WRITTEN PROBLEM:
Repeat each line exactly as it is written.

EXCERPTED RECORDS:
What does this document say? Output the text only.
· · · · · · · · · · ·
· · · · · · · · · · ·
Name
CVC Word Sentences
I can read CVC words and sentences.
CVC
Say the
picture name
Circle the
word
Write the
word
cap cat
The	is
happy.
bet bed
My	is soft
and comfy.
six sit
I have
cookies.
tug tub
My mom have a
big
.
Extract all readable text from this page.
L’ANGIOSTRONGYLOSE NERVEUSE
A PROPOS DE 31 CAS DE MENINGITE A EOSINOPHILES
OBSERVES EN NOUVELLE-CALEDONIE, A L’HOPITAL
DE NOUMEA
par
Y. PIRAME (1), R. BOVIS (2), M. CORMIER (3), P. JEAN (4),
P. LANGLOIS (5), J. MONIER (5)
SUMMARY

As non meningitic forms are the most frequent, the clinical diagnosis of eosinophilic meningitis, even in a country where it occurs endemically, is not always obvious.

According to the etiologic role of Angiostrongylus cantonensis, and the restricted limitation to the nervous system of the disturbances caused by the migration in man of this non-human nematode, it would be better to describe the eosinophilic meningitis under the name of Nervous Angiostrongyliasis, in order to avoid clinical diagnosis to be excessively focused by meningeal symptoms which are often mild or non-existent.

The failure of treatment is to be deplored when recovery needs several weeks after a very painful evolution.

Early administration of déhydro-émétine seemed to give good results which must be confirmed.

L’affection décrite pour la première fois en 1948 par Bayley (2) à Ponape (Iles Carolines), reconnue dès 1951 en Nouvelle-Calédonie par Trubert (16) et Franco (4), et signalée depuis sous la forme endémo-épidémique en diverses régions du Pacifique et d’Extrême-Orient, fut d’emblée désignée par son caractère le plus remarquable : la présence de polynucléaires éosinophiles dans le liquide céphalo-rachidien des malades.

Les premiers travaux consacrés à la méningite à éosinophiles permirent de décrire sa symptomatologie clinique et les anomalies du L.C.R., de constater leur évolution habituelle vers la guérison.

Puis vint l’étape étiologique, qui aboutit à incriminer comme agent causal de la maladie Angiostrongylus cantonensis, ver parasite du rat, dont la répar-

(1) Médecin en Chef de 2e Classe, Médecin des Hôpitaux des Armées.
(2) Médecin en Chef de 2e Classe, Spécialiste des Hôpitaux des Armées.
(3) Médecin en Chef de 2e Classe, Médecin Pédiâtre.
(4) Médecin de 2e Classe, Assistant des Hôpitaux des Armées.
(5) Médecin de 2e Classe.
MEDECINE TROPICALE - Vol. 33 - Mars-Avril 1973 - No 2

RIGHT ANSWER:
What does this document say? Output the text only.
· · · · · · · · · · ·
· · · · · · · · · · ·
Name
CVC Word Sentences
I can read CVC words and sentences.
CVC
Say the
picture name
Circle the
word
Write the
word
cap cat
The	is
happy.
bet bed
My	is soft
and comfy.
six sit
I have
cookies.
tug tub
My mom have a
big
.
Extract all readable text from this page.
L’ANGIOSTRONGYLOSE NERVEUSE
A PROPOS DE 31 CAS DE MENINGITE A EOSINOPHILES
OBSERVES EN NOUVELLE-CALEDONIE, A L’HOPITAL
DE NOUMEA
par
Y. PIRAME (1), R. BOVIS (2), M. CORMIER (3), P. JEAN (4),
P. LANGLOIS (5), J. MONIER (5)
SUMMARY

As non meningitic forms are the most frequent, the clinical diagnosis of eosinophilic meningitis, even in a country where it occurs endemically, is not always obvious.

According to the etiologic role of Angiostrongylus cantonensis, and the restricted limitation to the nervous system of the disturbances caused by the migration in man of this non-human nematode, it would be better to describe the eosinophilic meningitis under the name of Nervous Angiostrongyliasis, in order to avoid clinical diagnosis to be excessively focused by meningeal symptoms which are often mild or non-existent.

The failure of treatment is to be deplored when recovery needs several weeks after a very painful evolution.

Early administration of déhydro-émétine seemed to give good results which must be confirmed.

L’affection décrite pour la première fois en 1948 par Bayley (2) à Ponape (Iles Carolines), reconnue dès 1951 en Nouvelle-Calédonie par Trubert (16) et Franco (4), et signalée depuis sous la forme endémo-épidémique en diverses régions du Pacifique et d’Extrême-Orient, fut d’emblée désignée par son caractère le plus remarquable : la présence de polynucléaires éosinophiles dans le liquide céphalo-rachidien des malades.

Les premiers travaux consacrés à la méningite à éosinophiles permirent de décrire sa symptomatologie clinique et les anomalies du L.C.R., de constater leur évolution habituelle vers la guérison.

Puis vint l’étape étiologique, qui aboutit à incriminer comme agent causal de la maladie Angiostrongylus cantonensis, ver parasite du rat, dont la répar-

(1) Médecin en Chef de 2e Classe, Médecin des Hôpitaux des Armées.
(2) Médecin en Chef de 2e Classe, Spécialiste des Hôpitaux des Armées.
(3) Médecin en Chef de 2e Classe, Médecin Pédiâtre.
(4) Médecin de 2e Classe, Assistant des Hôpitaux des Armées.
(5) Médecin de 2e Classe.
MEDECINE TROPICALE - Vol. 33 - Mars-Avril 1973 - No 2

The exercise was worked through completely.